start

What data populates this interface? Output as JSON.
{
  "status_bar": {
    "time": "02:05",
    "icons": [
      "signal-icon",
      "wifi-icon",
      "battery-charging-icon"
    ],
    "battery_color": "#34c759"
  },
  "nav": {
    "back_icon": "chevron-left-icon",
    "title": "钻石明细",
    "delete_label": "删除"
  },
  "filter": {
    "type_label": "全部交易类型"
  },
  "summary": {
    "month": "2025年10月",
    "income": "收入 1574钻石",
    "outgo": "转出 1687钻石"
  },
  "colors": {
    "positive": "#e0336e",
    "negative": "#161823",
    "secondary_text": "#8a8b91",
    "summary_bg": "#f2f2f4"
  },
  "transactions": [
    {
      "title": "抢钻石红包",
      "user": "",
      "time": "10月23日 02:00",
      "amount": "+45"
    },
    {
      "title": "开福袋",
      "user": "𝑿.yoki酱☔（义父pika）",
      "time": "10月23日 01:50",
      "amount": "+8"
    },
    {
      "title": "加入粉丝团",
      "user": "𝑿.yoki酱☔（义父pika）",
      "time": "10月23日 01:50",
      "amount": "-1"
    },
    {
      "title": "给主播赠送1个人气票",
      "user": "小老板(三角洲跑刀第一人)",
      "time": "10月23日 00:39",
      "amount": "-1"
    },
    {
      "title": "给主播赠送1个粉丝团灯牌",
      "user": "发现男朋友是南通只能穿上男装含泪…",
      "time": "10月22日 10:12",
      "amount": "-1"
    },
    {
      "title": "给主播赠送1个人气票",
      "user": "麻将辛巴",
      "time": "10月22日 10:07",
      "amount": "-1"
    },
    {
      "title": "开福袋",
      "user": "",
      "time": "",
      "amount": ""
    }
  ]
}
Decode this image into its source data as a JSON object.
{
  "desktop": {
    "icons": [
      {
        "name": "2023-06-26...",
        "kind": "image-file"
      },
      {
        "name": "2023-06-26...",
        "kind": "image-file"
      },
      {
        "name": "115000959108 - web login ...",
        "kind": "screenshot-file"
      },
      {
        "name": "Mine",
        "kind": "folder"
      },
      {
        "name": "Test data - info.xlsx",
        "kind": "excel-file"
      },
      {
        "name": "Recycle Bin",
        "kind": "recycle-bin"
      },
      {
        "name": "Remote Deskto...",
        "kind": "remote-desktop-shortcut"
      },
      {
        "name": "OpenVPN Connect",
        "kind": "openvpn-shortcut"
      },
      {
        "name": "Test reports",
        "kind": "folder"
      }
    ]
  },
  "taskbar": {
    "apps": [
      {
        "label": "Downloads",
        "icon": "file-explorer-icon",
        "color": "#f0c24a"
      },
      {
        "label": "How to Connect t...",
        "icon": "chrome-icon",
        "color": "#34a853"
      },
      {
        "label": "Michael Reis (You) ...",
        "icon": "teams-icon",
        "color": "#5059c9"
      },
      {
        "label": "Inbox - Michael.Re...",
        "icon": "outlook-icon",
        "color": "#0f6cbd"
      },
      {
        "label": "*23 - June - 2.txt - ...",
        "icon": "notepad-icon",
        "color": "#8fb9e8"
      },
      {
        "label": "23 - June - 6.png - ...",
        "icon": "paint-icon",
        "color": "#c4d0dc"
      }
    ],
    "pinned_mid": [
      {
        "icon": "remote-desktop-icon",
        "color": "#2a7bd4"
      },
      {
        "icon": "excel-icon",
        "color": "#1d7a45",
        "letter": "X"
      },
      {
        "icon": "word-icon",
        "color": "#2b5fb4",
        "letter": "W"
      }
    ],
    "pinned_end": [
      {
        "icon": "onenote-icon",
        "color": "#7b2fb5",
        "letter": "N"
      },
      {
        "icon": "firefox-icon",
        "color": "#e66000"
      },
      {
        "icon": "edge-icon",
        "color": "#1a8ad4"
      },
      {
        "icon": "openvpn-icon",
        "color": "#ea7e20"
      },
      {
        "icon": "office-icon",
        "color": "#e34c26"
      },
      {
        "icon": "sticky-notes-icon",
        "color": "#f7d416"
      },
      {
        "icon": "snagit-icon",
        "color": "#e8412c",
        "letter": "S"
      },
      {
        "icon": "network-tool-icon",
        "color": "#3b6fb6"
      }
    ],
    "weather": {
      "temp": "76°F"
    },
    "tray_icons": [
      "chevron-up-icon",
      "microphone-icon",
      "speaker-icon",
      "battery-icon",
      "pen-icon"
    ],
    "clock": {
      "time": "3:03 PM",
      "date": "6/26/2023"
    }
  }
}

end

Print the listing above in its entirety, with every line exact.

What data populates this interface? Output as JSON.
{
  "status_bar": {
    "time": "02:05",
    "icons": [
      "signal-icon",
      "wifi-icon",
      "battery-charging-icon"
    ],
    "battery_color": "#34c759"
  },
  "nav": {
    "back_icon": "chevron-left-icon",
    "title": "钻石明细",
    "delete_label": "删除"
  },
  "filter": {
    "type_label": "全部交易类型"
  },
  "summary": {
    "month": "2025年10月",
    "income": "收入 1574钻石",
    "outgo": "转出 1687钻石"
  },
  "colors": {
    "positive": "#e0336e",
    "negative": "#161823",
    "secondary_text": "#8a8b91",
    "summary_bg": "#f2f2f4"
  },
  "transactions": [
    {
      "title": "抢钻石红包",
      "user": "",
      "time": "10月23日 02:00",
      "amount": "+45"
    },
    {
      "title": "开福袋",
      "user": "𝑿.yoki酱☔（义父pika）",
      "time": "10月23日 01:50",
      "amount": "+8"
    },
    {
      "title": "加入粉丝团",
      "user": "𝑿.yoki酱☔（义父pika）",
      "time": "10月23日 01:50",
      "amount": "-1"
    },
    {
      "title": "给主播赠送1个人气票",
      "user": "小老板(三角洲跑刀第一人)",
      "time": "10月23日 00:39",
      "amount": "-1"
    },
    {
      "title": "给主播赠送1个粉丝团灯牌",
      "user": "发现男朋友是南通只能穿上男装含泪…",
      "time": "10月22日 10:12",
      "amount": "-1"
    },
    {
      "title": "给主播赠送1个人气票",
      "user": "麻将辛巴",
      "time": "10月22日 10:07",
      "amount": "-1"
    },
    {
      "title": "开福袋",
      "user": "",
      "time": "",
      "amount": ""
    }
  ]
}
Decode this image into its source data as a JSON object.
{
  "desktop": {
    "icons": [
      {
        "name": "2023-06-26...",
        "kind": "image-file"
      },
      {
        "name": "2023-06-26...",
        "kind": "image-file"
      },
      {
        "name": "115000959108 - web login ...",
        "kind": "screenshot-file"
      },
      {
        "name": "Mine",
        "kind": "folder"
      },
      {
        "name": "Test data - info.xlsx",
        "kind": "excel-file"
      },
      {
        "name": "Recycle Bin",
        "kind": "recycle-bin"
      },
      {
        "name": "Remote Deskto...",
        "kind": "remote-desktop-shortcut"
      },
      {
        "name": "OpenVPN Connect",
        "kind": "openvpn-shortcut"
      },
      {
        "name": "Test reports",
        "kind": "folder"
      }
    ]
  },
  "taskbar": {
    "apps": [
      {
        "label": "Downloads",
        "icon": "file-explorer-icon",
        "color": "#f0c24a"
      },
      {
        "label": "How to Connect t...",
        "icon": "chrome-icon",
        "color": "#34a853"
      },
      {
        "label": "Michael Reis (You) ...",
        "icon": "teams-icon",
        "color": "#5059c9"
      },
      {
        "label": "Inbox - Michael.Re...",
        "icon": "outlook-icon",
        "color": "#0f6cbd"
      },
      {
        "label": "*23 - June - 2.txt - ...",
        "icon": "notepad-icon",
        "color": "#8fb9e8"
      },
      {
        "label": "23 - June - 6.png - ...",
        "icon": "paint-icon",
        "color": "#c4d0dc"
      }
    ],
    "pinned_mid": [
      {
        "icon": "remote-desktop-icon",
        "color": "#2a7bd4"
      },
      {
        "icon": "excel-icon",
        "color": "#1d7a45",
        "letter": "X"
      },
      {
        "icon": "word-icon",
        "color": "#2b5fb4",
        "letter": "W"
      }
    ],
    "pinned_end": [
      {
        "icon": "onenote-icon",
        "color": "#7b2fb5",
        "letter": "N"
      },
      {
        "icon": "firefox-icon",
        "color": "#e66000"
      },
      {
        "icon": "edge-icon",
        "color": "#1a8ad4"
      },
      {
        "icon": "openvpn-icon",
        "color": "#ea7e20"
      },
      {
        "icon": "office-icon",
        "color": "#e34c26"
      },
      {
        "icon": "sticky-notes-icon",
        "color": "#f7d416"
      },
      {
        "icon": "snagit-icon",
        "color": "#e8412c",
        "letter": "S"
      },
      {
        "icon": "network-tool-icon",
        "color": "#3b6fb6"
      }
    ],
    "weather": {
      "temp": "76°F"
    },
    "tray_icons": [
      "chevron-up-icon",
      "microphone-icon",
      "speaker-icon",
      "battery-icon",
      "pen-icon"
    ],
    "clock": {
      "time": "3:03 PM",
      "date": "6/26/2023"
    }
  }
}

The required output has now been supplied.